> **What you have to do**:
From the entries below, gather every line containing the string "Total".

___ Records supplied

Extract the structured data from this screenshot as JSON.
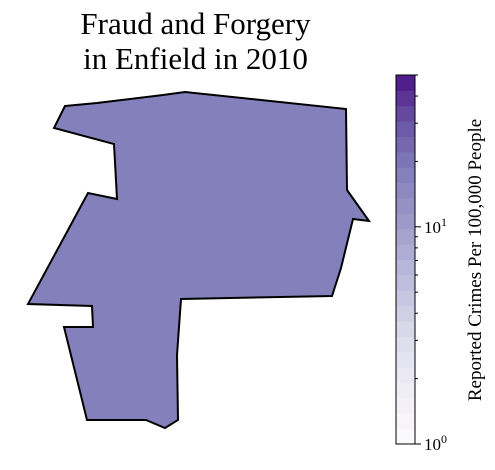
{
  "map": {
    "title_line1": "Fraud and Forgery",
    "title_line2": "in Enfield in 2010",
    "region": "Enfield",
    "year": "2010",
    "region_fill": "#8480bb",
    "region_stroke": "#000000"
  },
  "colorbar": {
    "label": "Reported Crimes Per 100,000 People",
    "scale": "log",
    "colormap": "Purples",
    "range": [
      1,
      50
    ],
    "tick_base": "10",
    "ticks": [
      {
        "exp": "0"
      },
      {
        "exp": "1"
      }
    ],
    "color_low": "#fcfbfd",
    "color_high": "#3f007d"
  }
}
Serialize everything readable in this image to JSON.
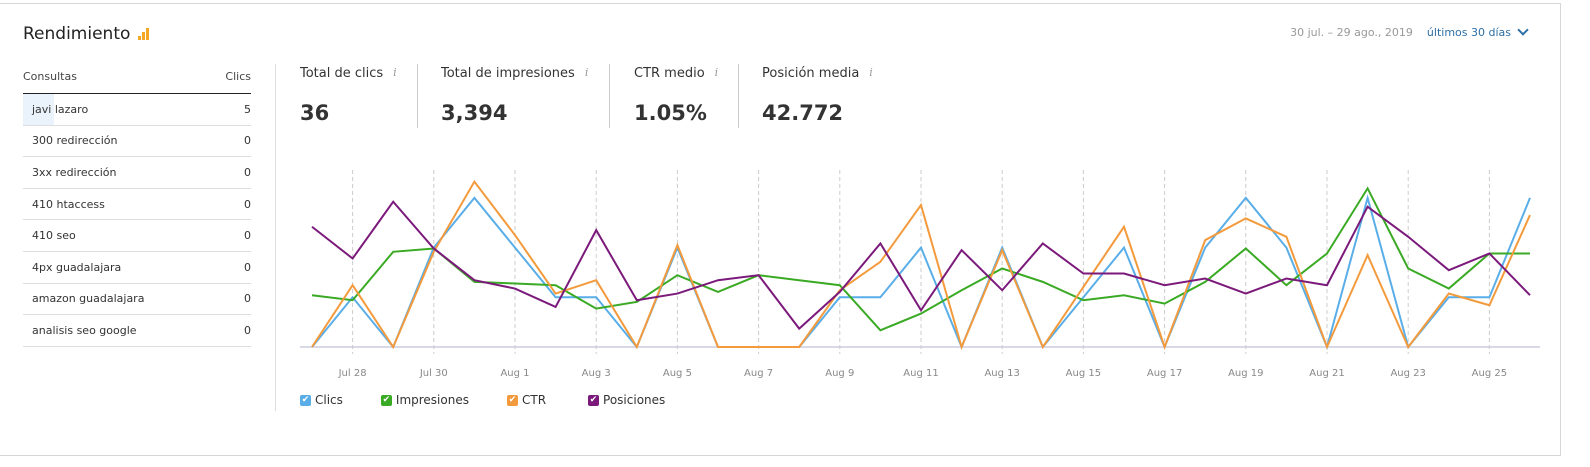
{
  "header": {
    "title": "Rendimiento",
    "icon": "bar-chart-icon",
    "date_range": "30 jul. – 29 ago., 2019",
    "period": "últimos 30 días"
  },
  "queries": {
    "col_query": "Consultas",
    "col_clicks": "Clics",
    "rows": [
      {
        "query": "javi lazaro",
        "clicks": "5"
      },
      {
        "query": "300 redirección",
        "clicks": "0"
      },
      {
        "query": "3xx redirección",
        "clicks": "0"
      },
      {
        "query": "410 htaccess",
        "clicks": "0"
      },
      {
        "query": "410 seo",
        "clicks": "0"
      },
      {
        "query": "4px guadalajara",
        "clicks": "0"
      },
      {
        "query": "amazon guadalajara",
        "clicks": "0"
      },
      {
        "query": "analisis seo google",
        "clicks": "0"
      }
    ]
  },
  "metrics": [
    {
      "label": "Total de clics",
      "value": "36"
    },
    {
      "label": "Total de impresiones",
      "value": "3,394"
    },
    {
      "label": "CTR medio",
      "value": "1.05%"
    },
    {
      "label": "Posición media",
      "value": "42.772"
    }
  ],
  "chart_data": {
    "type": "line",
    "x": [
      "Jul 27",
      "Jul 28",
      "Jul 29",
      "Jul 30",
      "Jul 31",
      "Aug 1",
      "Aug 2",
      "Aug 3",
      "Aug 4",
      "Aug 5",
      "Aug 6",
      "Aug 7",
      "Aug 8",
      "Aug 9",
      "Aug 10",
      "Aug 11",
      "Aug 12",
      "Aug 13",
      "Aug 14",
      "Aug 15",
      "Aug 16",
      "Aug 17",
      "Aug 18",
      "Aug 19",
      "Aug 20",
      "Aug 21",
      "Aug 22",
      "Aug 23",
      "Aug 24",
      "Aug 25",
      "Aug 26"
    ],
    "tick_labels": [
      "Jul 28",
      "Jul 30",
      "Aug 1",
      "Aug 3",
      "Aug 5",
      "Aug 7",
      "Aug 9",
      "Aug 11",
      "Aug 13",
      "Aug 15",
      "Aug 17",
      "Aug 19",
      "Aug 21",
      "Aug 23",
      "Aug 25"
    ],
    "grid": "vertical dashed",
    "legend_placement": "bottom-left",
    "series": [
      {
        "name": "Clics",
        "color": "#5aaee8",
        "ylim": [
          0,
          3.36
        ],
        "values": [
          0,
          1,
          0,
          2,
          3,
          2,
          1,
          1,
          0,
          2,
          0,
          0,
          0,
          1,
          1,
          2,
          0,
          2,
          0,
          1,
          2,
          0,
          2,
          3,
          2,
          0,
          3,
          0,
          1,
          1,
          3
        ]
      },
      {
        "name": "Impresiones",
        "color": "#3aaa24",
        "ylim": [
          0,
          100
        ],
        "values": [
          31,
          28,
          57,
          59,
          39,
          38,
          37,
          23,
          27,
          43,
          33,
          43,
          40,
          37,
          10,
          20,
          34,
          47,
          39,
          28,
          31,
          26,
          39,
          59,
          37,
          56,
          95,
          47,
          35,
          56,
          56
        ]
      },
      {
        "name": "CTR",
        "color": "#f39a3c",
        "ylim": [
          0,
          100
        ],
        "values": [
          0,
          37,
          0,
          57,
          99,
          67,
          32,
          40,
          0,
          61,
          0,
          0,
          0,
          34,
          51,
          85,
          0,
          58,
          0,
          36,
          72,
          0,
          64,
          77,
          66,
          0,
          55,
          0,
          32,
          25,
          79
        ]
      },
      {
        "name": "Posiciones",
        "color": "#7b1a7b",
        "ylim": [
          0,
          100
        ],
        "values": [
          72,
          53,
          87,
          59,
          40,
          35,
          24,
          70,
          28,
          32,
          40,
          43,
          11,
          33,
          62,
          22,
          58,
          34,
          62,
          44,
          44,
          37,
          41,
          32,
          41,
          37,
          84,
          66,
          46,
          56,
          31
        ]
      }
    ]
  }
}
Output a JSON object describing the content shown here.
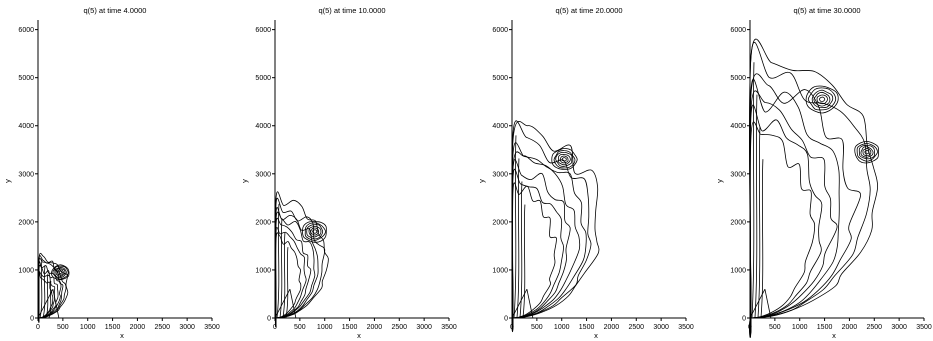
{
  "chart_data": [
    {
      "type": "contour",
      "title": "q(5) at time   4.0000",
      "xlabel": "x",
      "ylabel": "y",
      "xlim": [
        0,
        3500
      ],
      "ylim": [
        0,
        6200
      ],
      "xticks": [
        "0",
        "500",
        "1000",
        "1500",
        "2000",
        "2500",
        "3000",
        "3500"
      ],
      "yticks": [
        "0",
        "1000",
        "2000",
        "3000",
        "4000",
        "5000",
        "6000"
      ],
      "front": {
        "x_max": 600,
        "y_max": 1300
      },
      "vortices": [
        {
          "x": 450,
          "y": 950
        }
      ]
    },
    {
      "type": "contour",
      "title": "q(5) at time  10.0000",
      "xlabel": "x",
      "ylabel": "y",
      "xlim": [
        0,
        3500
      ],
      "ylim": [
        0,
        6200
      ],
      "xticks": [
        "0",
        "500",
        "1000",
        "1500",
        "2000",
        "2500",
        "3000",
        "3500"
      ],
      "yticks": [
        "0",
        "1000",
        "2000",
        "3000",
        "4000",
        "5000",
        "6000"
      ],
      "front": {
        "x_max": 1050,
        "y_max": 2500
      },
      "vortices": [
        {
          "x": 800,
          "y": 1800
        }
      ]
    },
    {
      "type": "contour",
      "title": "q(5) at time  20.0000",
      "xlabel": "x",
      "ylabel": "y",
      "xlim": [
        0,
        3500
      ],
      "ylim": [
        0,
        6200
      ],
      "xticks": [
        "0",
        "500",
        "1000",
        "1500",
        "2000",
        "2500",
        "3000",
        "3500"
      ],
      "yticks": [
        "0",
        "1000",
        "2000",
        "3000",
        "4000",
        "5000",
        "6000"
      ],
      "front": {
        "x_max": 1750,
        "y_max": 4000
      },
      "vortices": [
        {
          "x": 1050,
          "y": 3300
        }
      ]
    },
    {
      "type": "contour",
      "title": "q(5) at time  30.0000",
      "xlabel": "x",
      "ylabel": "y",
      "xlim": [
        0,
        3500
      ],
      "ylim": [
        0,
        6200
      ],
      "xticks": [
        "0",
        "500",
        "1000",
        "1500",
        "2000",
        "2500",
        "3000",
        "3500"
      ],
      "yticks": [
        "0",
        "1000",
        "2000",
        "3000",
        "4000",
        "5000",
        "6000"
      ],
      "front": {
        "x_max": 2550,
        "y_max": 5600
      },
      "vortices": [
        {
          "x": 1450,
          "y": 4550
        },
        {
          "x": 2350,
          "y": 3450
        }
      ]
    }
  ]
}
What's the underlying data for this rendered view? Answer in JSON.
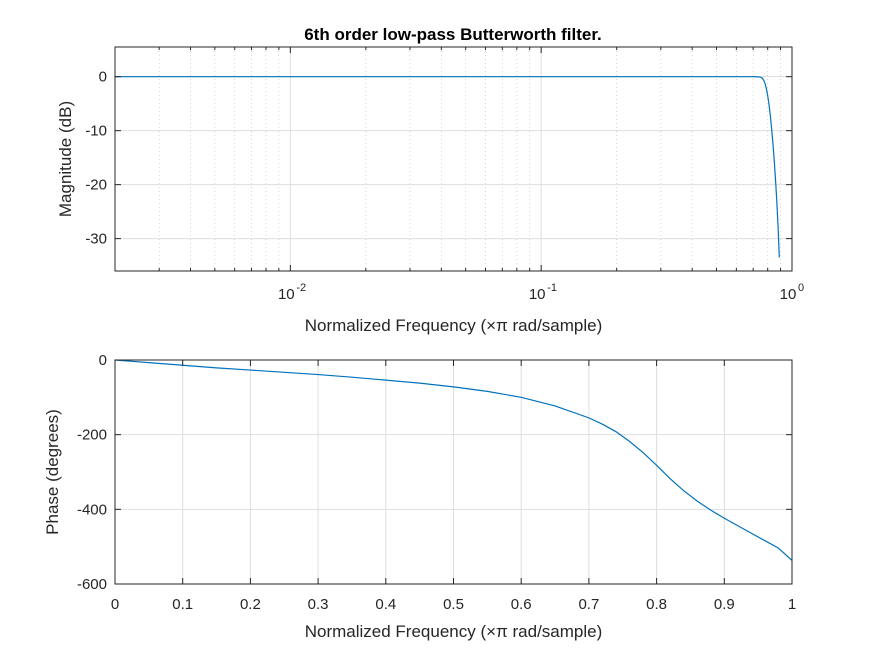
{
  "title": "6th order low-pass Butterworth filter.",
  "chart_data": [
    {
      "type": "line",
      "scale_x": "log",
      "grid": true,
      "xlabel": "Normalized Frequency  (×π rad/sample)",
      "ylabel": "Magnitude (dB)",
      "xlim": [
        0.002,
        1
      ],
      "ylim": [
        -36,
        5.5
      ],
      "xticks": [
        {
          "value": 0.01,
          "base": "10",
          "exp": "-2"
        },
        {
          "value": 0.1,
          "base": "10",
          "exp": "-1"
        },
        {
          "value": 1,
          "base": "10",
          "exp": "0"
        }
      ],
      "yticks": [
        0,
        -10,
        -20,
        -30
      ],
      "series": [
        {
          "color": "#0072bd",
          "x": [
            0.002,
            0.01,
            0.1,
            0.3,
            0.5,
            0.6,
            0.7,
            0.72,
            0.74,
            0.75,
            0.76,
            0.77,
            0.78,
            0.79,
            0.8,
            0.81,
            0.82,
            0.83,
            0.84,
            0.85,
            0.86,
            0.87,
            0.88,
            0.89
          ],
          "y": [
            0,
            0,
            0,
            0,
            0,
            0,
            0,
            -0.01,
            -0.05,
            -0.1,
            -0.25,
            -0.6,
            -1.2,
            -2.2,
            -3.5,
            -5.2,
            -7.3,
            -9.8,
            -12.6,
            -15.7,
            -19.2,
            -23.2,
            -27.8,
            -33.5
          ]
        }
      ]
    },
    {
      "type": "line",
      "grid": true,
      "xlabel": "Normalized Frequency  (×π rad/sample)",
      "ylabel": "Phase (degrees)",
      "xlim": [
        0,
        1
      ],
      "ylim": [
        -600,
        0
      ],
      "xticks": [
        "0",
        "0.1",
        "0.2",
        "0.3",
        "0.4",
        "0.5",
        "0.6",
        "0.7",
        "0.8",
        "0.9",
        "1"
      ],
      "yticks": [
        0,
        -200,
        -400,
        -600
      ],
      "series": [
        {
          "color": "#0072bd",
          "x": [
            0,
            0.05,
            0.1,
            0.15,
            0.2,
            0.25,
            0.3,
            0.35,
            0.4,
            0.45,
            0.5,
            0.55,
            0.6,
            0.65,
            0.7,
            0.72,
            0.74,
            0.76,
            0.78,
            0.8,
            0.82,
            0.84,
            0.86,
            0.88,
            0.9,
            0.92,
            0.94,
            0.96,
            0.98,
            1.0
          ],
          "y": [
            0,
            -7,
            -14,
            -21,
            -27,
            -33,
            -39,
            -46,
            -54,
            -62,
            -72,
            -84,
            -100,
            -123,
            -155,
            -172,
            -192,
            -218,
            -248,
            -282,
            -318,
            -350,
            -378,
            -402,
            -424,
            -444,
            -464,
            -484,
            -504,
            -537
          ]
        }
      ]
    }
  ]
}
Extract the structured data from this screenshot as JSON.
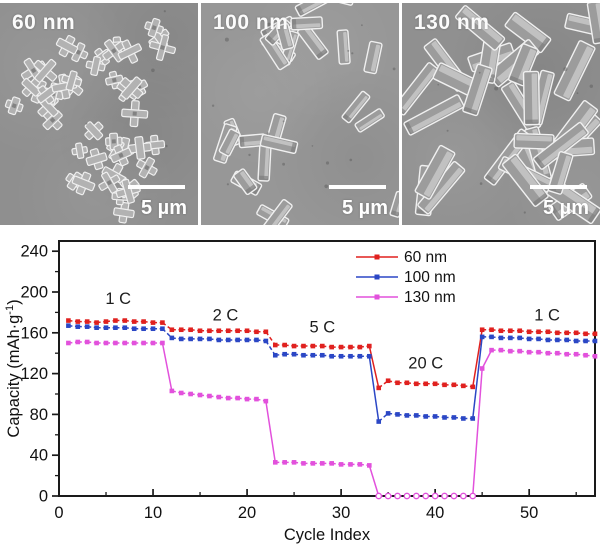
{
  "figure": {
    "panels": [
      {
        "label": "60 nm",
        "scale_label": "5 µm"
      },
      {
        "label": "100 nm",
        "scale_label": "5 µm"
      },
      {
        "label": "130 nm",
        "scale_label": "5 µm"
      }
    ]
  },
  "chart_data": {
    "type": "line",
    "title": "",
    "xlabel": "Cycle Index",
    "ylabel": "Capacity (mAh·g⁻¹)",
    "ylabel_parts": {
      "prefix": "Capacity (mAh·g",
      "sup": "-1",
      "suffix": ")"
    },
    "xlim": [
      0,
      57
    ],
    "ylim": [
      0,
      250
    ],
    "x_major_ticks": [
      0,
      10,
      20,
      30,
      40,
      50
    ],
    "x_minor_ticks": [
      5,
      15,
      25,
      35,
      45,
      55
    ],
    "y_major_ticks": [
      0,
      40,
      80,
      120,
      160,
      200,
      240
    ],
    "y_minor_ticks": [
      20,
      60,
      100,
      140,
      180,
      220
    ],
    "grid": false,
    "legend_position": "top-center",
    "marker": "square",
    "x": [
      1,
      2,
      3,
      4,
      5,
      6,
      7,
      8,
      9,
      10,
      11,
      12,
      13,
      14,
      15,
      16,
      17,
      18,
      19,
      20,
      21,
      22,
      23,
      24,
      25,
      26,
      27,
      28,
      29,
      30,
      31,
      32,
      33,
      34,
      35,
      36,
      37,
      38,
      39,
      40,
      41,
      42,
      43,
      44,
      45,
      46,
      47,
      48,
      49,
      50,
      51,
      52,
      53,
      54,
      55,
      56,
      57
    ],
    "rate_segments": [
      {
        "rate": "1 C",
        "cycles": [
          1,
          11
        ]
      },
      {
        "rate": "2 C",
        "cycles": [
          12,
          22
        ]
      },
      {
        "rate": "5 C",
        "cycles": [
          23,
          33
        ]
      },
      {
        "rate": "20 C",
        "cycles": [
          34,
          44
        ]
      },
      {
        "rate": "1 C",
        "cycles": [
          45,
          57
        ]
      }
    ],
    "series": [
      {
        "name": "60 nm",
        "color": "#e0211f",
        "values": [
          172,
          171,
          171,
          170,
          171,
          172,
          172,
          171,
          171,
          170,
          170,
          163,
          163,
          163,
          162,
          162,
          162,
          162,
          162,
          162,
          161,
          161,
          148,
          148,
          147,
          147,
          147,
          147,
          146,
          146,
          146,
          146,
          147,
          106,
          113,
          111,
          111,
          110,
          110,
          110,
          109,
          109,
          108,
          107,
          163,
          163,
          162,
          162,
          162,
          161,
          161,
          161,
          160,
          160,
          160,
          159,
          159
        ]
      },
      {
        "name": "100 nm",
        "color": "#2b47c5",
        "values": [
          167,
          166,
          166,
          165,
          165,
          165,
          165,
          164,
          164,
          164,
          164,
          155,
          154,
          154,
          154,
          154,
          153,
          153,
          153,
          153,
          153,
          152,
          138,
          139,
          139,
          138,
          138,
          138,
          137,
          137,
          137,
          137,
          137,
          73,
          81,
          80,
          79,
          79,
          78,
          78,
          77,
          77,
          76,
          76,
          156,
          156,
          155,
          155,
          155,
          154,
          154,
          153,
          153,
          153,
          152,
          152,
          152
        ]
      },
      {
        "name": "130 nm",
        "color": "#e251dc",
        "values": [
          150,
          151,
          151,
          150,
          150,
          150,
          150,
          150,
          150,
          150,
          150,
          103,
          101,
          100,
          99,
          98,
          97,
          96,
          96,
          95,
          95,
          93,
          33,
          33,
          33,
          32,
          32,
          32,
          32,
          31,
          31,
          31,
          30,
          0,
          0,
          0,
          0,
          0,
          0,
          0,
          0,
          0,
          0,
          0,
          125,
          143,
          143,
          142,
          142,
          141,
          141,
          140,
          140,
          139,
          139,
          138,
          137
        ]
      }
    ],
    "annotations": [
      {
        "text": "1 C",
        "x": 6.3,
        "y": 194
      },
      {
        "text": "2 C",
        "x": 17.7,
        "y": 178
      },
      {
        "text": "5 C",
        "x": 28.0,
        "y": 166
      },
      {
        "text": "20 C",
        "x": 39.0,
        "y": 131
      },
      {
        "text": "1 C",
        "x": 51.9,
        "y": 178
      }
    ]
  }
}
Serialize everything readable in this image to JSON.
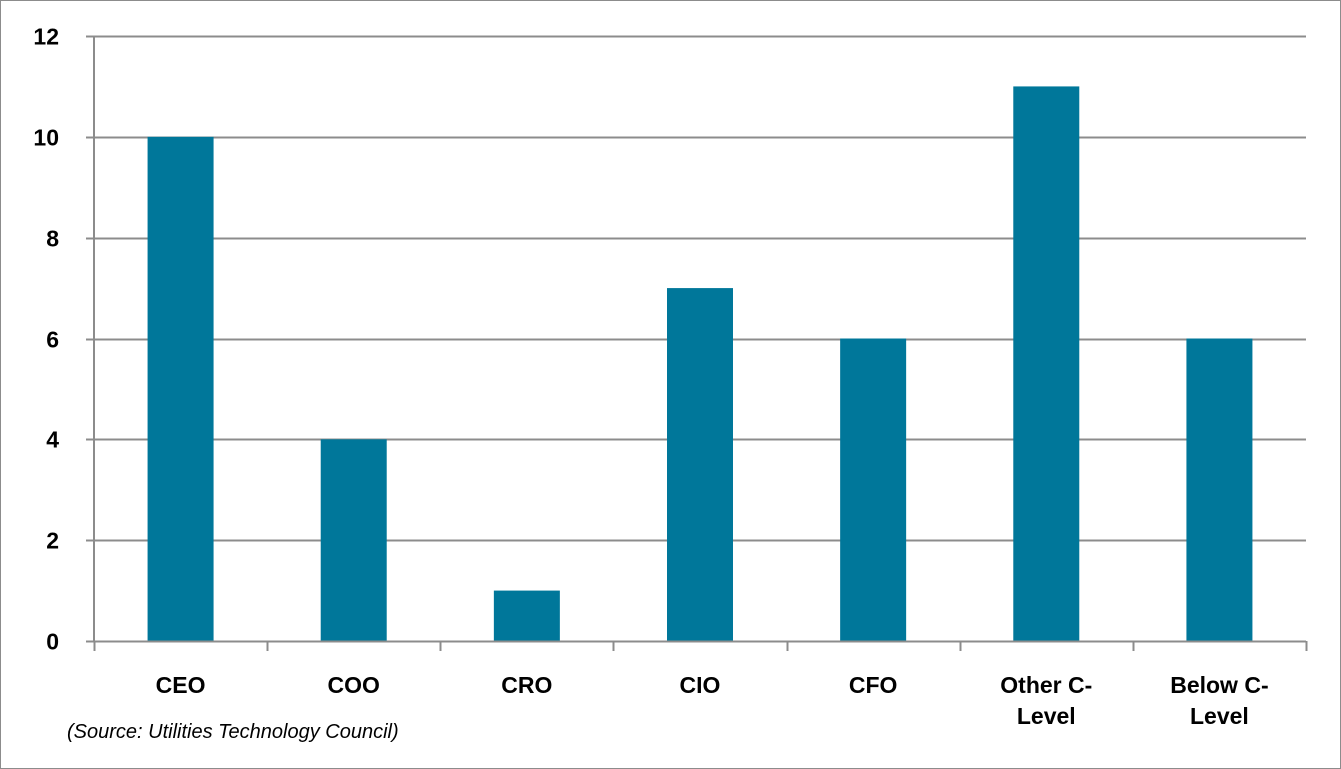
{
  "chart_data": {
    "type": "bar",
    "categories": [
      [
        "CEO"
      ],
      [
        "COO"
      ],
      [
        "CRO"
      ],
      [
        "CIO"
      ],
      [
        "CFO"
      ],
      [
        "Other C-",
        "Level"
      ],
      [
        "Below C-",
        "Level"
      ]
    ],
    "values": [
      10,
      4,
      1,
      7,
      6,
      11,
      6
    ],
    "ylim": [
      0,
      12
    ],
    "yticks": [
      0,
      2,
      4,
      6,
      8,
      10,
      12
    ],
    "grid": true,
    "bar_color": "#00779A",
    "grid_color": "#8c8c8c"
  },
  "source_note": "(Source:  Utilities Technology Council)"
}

______

> **Answer in full**:
      "label": "Total de clics",
      "label": "Total de impresiones",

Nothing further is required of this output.